## ACTIVITY
Quote the records beneath, complete and exact. Leave out images.

## TASK INPUTS
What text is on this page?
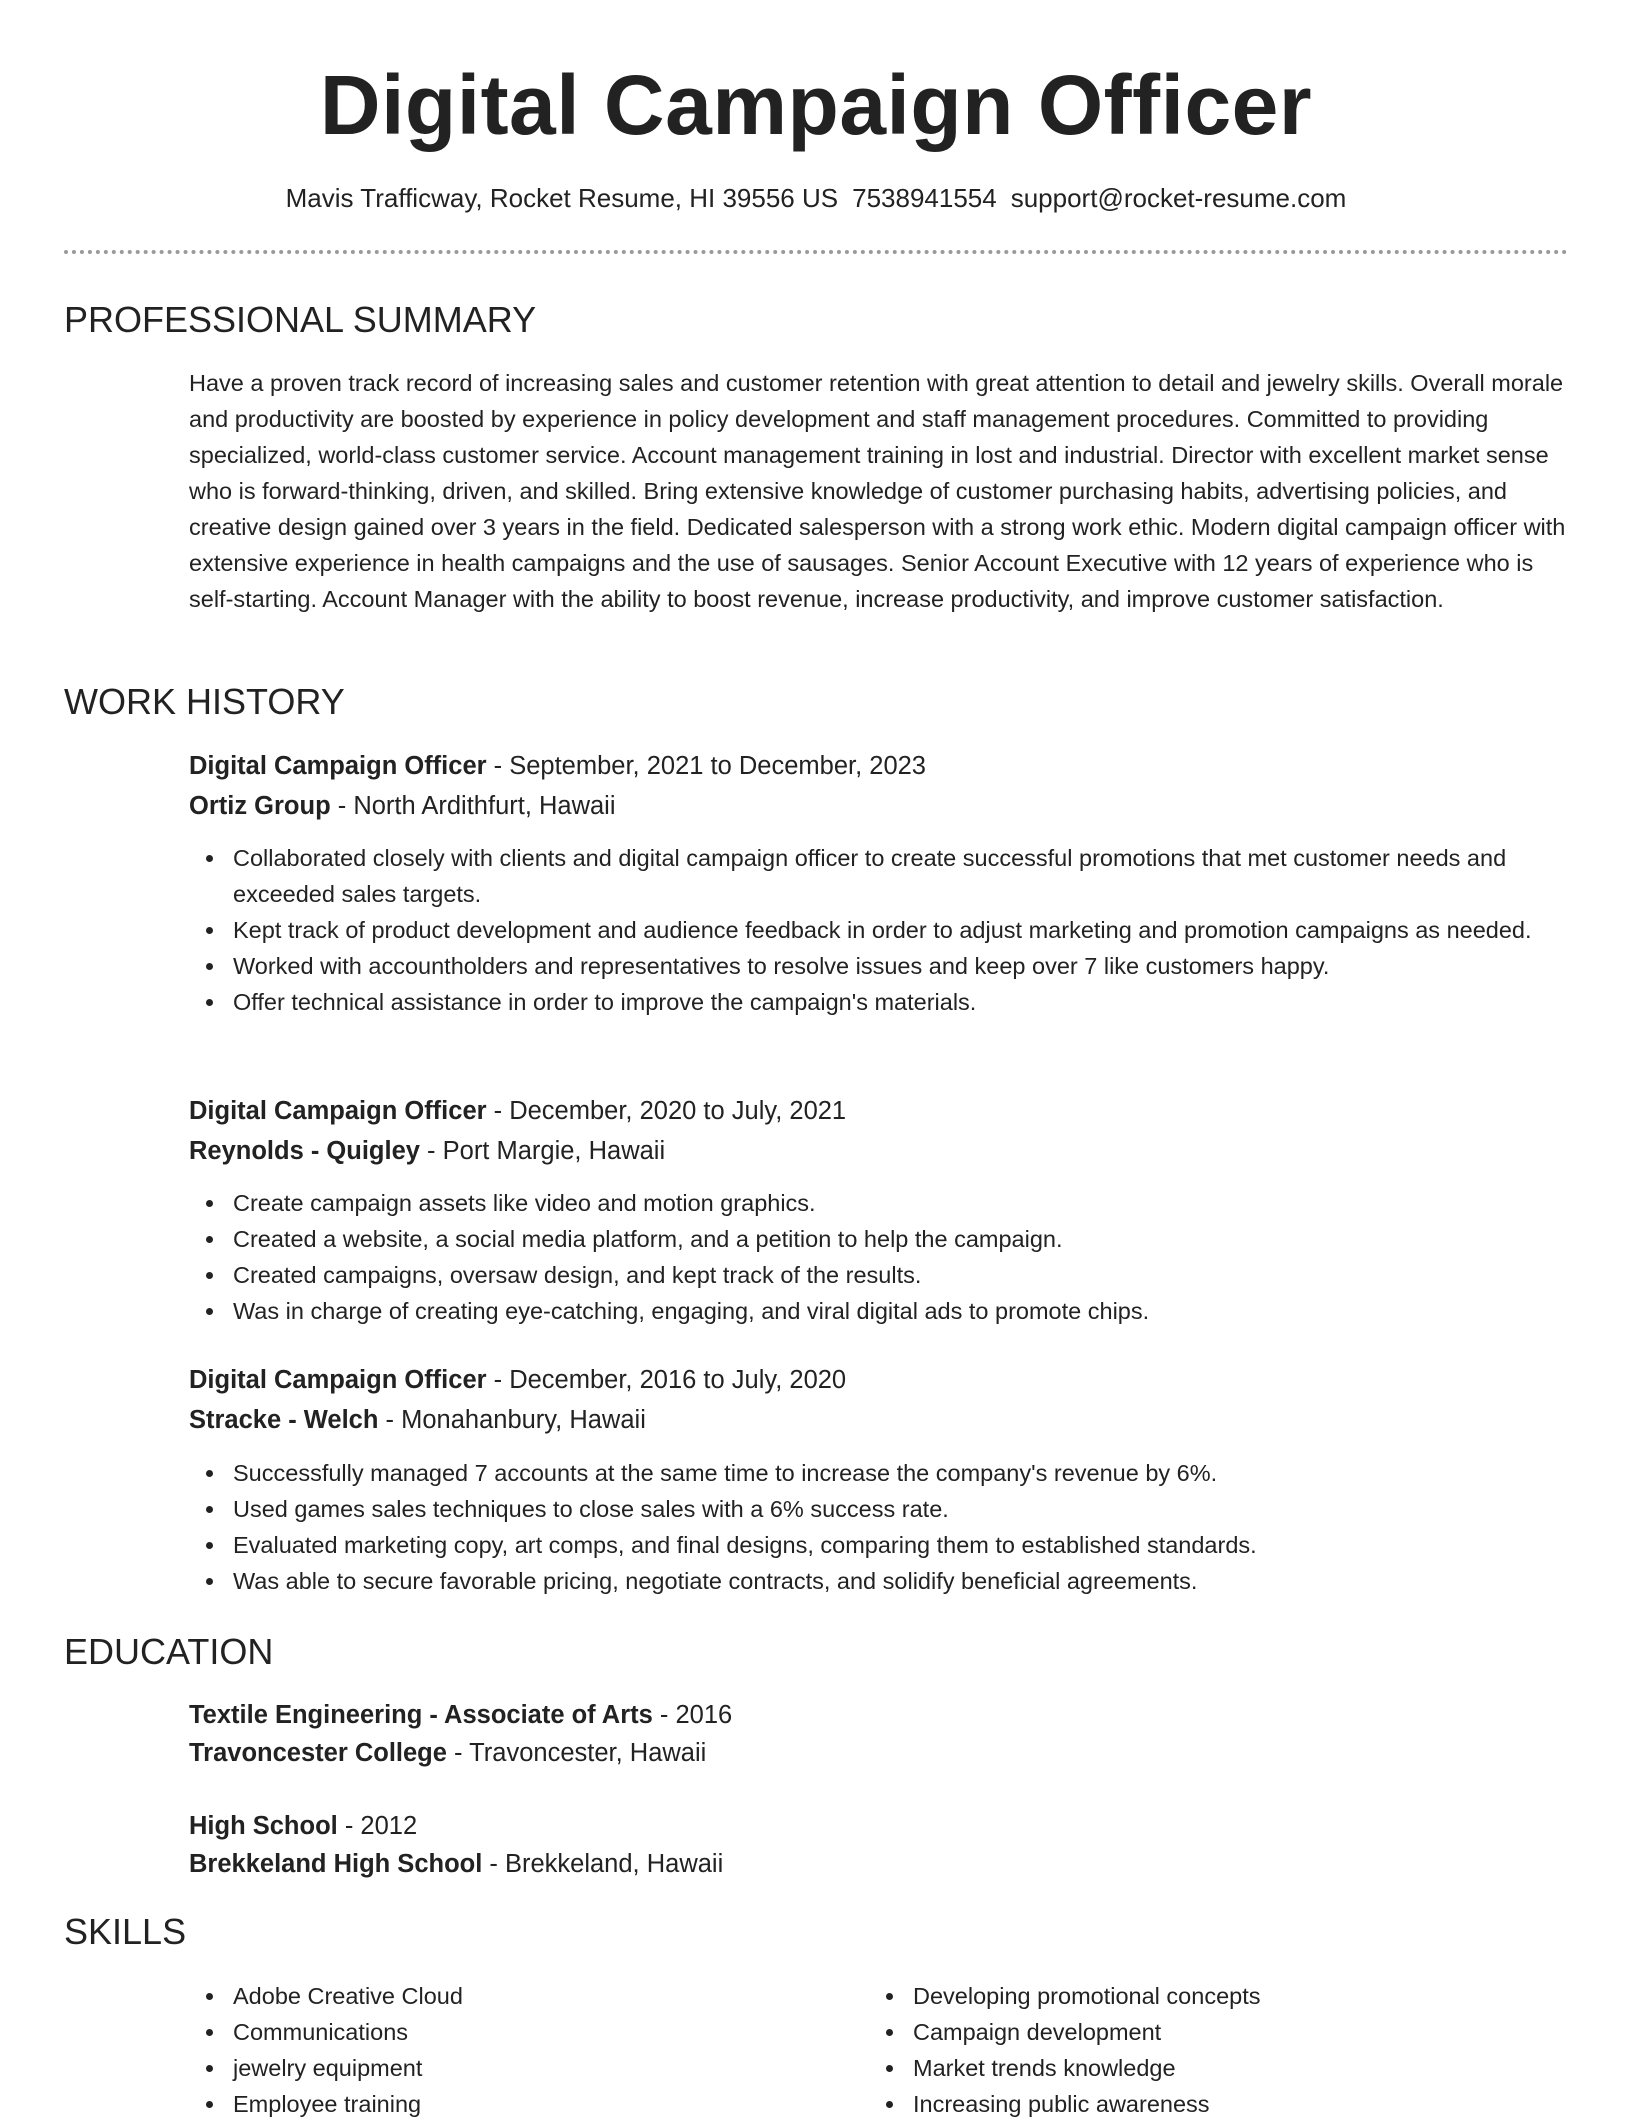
Digital Campaign Officer
Mavis Trafficway, Rocket Resume, HI 39556 US 7538941554 support@rocket-resume.com
PROFESSIONAL SUMMARY
Have a proven track record of increasing sales and customer retention with great attention to detail and jewelry skills. Overall morale and productivity are boosted by experience in policy development and staff management procedures. Committed to providing specialized, world-class customer service. Account management training in lost and industrial. Director with excellent market sense who is forward-thinking, driven, and skilled. Bring extensive knowledge of customer purchasing habits, advertising policies, and creative design gained over 3 years in the field. Dedicated salesperson with a strong work ethic. Modern digital campaign officer with extensive experience in health campaigns and the use of sausages. Senior Account Executive with 12 years of experience who is self-starting. Account Manager with the ability to boost revenue, increase productivity, and improve customer satisfaction.
WORK HISTORY
Digital Campaign Officer - September, 2021 to December, 2023
Ortiz Group - North Ardithfurt, Hawaii
Collaborated closely with clients and digital campaign officer to create successful promotions that met customer needs and exceeded sales targets.
Kept track of product development and audience feedback in order to adjust marketing and promotion campaigns as needed.
Worked with accountholders and representatives to resolve issues and keep over 7 like customers happy.
Offer technical assistance in order to improve the campaign's materials.
Digital Campaign Officer - December, 2020 to July, 2021
Reynolds - Quigley - Port Margie, Hawaii
Create campaign assets like video and motion graphics.
Created a website, a social media platform, and a petition to help the campaign.
Created campaigns, oversaw design, and kept track of the results.
Was in charge of creating eye-catching, engaging, and viral digital ads to promote chips.
Digital Campaign Officer - December, 2016 to July, 2020
Stracke - Welch - Monahanbury, Hawaii
Successfully managed 7 accounts at the same time to increase the company's revenue by 6%.
Used games sales techniques to close sales with a 6% success rate.
Evaluated marketing copy, art comps, and final designs, comparing them to established standards.
Was able to secure favorable pricing, negotiate contracts, and solidify beneficial agreements.
EDUCATION
Textile Engineering - Associate of Arts - 2016
Travoncester College - Travoncester, Hawaii
High School - 2012
Brekkeland High School - Brekkeland, Hawaii
SKILLS
Adobe Creative Cloud
Communications
jewelry equipment
Employee training
Developing promotional concepts
Campaign development
Market trends knowledge
Increasing public awareness
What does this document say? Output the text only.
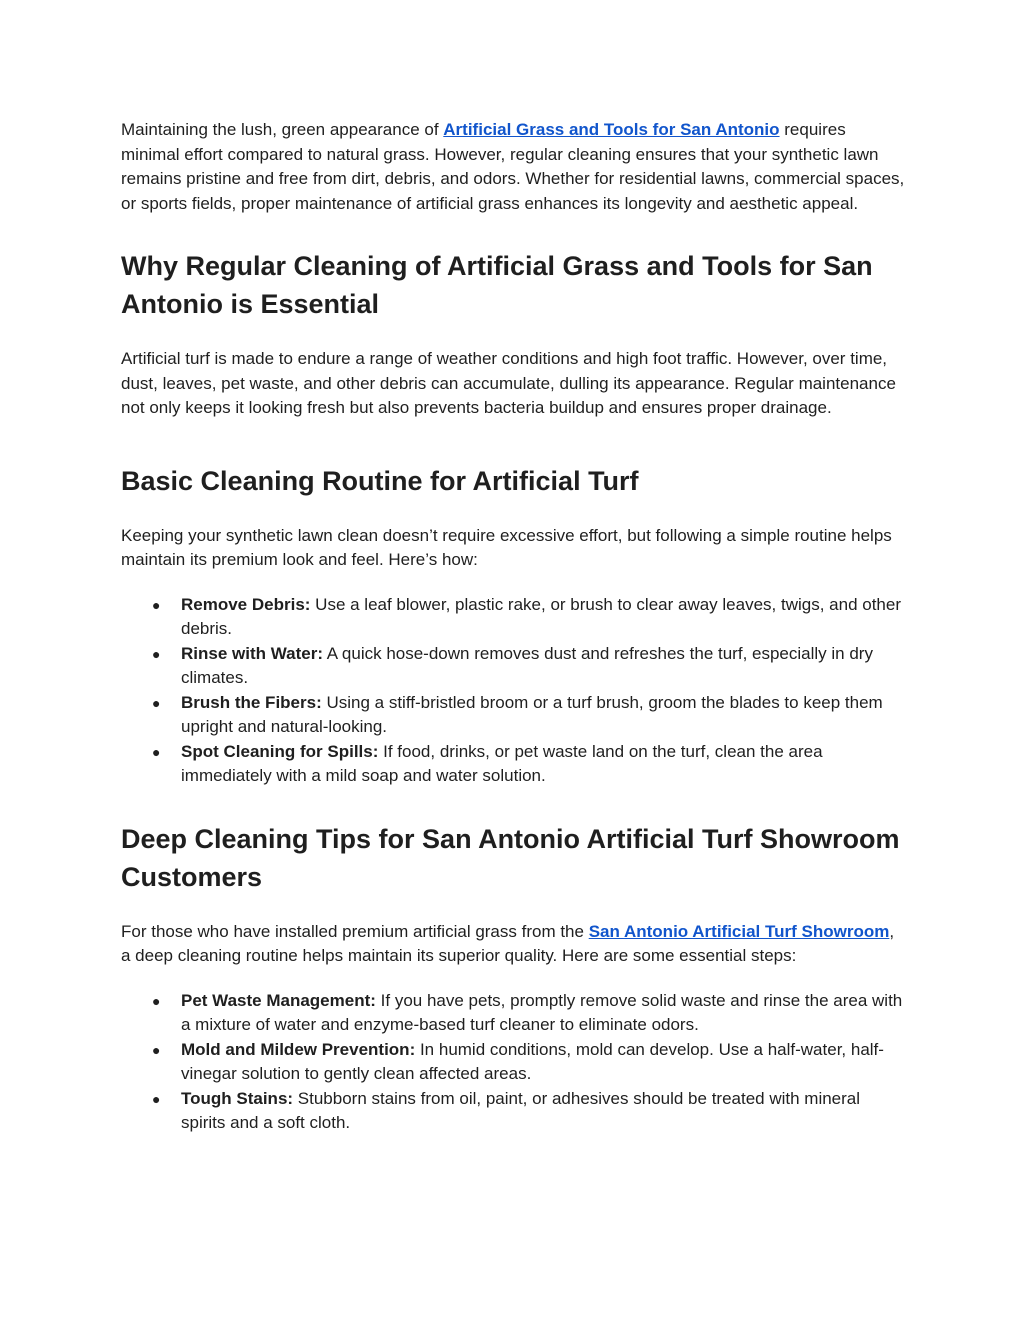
Maintaining the lush, green appearance of Artificial Grass and Tools for San Antonio requires minimal effort compared to natural grass. However, regular cleaning ensures that your synthetic lawn remains pristine and free from dirt, debris, and odors. Whether for residential lawns, commercial spaces, or sports fields, proper maintenance of artificial grass enhances its longevity and aesthetic appeal.

Why Regular Cleaning of Artificial Grass and Tools for San Antonio is Essential

Artificial turf is made to endure a range of weather conditions and high foot traffic. However, over time, dust, leaves, pet waste, and other debris can accumulate, dulling its appearance. Regular maintenance not only keeps it looking fresh but also prevents bacteria buildup and ensures proper drainage.

Basic Cleaning Routine for Artificial Turf

Keeping your synthetic lawn clean doesn’t require excessive effort, but following a simple routine helps maintain its premium look and feel. Here’s how:

● Remove Debris: Use a leaf blower, plastic rake, or brush to clear away leaves, twigs, and other debris.
● Rinse with Water: A quick hose-down removes dust and refreshes the turf, especially in dry climates.
● Brush the Fibers: Using a stiff-bristled broom or a turf brush, groom the blades to keep them upright and natural-looking.
● Spot Cleaning for Spills: If food, drinks, or pet waste land on the turf, clean the area immediately with a mild soap and water solution.
Deep Cleaning Tips for San Antonio Artificial Turf Showroom Customers

For those who have installed premium artificial grass from the San Antonio Artificial Turf Showroom, a deep cleaning routine helps maintain its superior quality. Here are some essential steps:

● Pet Waste Management: If you have pets, promptly remove solid waste and rinse the area with a mixture of water and enzyme-based turf cleaner to eliminate odors.
● Mold and Mildew Prevention: In humid conditions, mold can develop. Use a half-water, half-vinegar solution to gently clean affected areas.
● Tough Stains: Stubborn stains from oil, paint, or adhesives should be treated with mineral spirits and a soft cloth.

## OUTPUT
What text is on this page?
Digital Campaign Officer
Mavis Trafficway, Rocket Resume, HI 39556 US 7538941554 support@rocket-resume.com
PROFESSIONAL SUMMARY
Have a proven track record of increasing sales and customer retention with great attention to detail and jewelry skills. Overall morale and productivity are boosted by experience in policy development and staff management procedures. Committed to providing specialized, world-class customer service. Account management training in lost and industrial. Director with excellent market sense who is forward-thinking, driven, and skilled. Bring extensive knowledge of customer purchasing habits, advertising policies, and creative design gained over 3 years in the field. Dedicated salesperson with a strong work ethic. Modern digital campaign officer with extensive experience in health campaigns and the use of sausages. Senior Account Executive with 12 years of experience who is self-starting. Account Manager with the ability to boost revenue, increase productivity, and improve customer satisfaction.
WORK HISTORY
Digital Campaign Officer - September, 2021 to December, 2023
Ortiz Group - North Ardithfurt, Hawaii
Collaborated closely with clients and digital campaign officer to create successful promotions that met customer needs and exceeded sales targets.
Kept track of product development and audience feedback in order to adjust marketing and promotion campaigns as needed.
Worked with accountholders and representatives to resolve issues and keep over 7 like customers happy.
Offer technical assistance in order to improve the campaign's materials.
Digital Campaign Officer - December, 2020 to July, 2021
Reynolds - Quigley - Port Margie, Hawaii
Create campaign assets like video and motion graphics.
Created a website, a social media platform, and a petition to help the campaign.
Created campaigns, oversaw design, and kept track of the results.
Was in charge of creating eye-catching, engaging, and viral digital ads to promote chips.
Digital Campaign Officer - December, 2016 to July, 2020
Stracke - Welch - Monahanbury, Hawaii
Successfully managed 7 accounts at the same time to increase the company's revenue by 6%.
Used games sales techniques to close sales with a 6% success rate.
Evaluated marketing copy, art comps, and final designs, comparing them to established standards.
Was able to secure favorable pricing, negotiate contracts, and solidify beneficial agreements.
EDUCATION
Textile Engineering - Associate of Arts - 2016
Travoncester College - Travoncester, Hawaii
High School - 2012
Brekkeland High School - Brekkeland, Hawaii
SKILLS
Adobe Creative Cloud
Communications
jewelry equipment
Employee training
Developing promotional concepts
Campaign development
Market trends knowledge
Increasing public awareness
What does this document say? Output the text only.
Maintaining the lush, green appearance of Artificial Grass and Tools for San Antonio requires minimal effort compared to natural grass. However, regular cleaning ensures that your synthetic lawn remains pristine and free from dirt, debris, and odors. Whether for residential lawns, commercial spaces, or sports fields, proper maintenance of artificial grass enhances its longevity and aesthetic appeal.

Why Regular Cleaning of Artificial Grass and Tools for San Antonio is Essential

Artificial turf is made to endure a range of weather conditions and high foot traffic. However, over time, dust, leaves, pet waste, and other debris can accumulate, dulling its appearance. Regular maintenance not only keeps it looking fresh but also prevents bacteria buildup and ensures proper drainage.

Basic Cleaning Routine for Artificial Turf

Keeping your synthetic lawn clean doesn’t require excessive effort, but following a simple routine helps maintain its premium look and feel. Here’s how:

● Remove Debris: Use a leaf blower, plastic rake, or brush to clear away leaves, twigs, and other debris.
● Rinse with Water: A quick hose-down removes dust and refreshes the turf, especially in dry climates.
● Brush the Fibers: Using a stiff-bristled broom or a turf brush, groom the blades to keep them upright and natural-looking.
● Spot Cleaning for Spills: If food, drinks, or pet waste land on the turf, clean the area immediately with a mild soap and water solution.
Deep Cleaning Tips for San Antonio Artificial Turf Showroom Customers

For those who have installed premium artificial grass from the San Antonio Artificial Turf Showroom, a deep cleaning routine helps maintain its superior quality. Here are some essential steps:

● Pet Waste Management: If you have pets, promptly remove solid waste and rinse the area with a mixture of water and enzyme-based turf cleaner to eliminate odors.
● Mold and Mildew Prevention: In humid conditions, mold can develop. Use a half-water, half-vinegar solution to gently clean affected areas.
● Tough Stains: Stubborn stains from oil, paint, or adhesives should be treated with mineral spirits and a soft cloth.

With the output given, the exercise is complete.